start EXTRACTED INFORMATION
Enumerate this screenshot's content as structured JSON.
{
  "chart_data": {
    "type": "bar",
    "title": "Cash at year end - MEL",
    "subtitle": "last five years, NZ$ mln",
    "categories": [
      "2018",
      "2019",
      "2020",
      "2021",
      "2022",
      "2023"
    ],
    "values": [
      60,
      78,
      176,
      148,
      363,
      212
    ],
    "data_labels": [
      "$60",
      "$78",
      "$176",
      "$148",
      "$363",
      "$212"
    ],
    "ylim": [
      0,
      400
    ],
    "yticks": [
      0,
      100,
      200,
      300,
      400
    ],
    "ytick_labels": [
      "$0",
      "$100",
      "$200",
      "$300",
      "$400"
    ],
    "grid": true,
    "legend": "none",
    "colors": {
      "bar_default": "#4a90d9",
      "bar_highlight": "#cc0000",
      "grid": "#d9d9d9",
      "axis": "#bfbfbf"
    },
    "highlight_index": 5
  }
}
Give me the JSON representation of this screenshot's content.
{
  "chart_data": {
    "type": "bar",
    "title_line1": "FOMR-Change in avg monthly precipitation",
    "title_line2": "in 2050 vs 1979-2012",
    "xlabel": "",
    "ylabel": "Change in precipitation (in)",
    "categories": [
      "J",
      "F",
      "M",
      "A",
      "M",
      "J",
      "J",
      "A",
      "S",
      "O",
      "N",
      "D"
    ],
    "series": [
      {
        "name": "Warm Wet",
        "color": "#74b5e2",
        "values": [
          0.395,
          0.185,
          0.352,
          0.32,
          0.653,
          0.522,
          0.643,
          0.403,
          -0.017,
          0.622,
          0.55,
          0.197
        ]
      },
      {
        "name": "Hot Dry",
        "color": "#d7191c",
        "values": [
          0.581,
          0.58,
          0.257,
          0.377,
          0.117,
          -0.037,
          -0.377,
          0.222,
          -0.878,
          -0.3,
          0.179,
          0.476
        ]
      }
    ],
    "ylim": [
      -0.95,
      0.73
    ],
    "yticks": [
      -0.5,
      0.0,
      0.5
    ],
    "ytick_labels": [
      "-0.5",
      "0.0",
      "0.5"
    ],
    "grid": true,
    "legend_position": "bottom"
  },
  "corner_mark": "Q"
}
end EXTRACTED INFORMATION
OBJECTIVE
From the entries above, copy every line containing the word "Change".

ANSWER FOR THE TASK
    "title_line1": "FOMR-Change in avg monthly precipitation",
    "ylabel": "Change in precipitation (in)",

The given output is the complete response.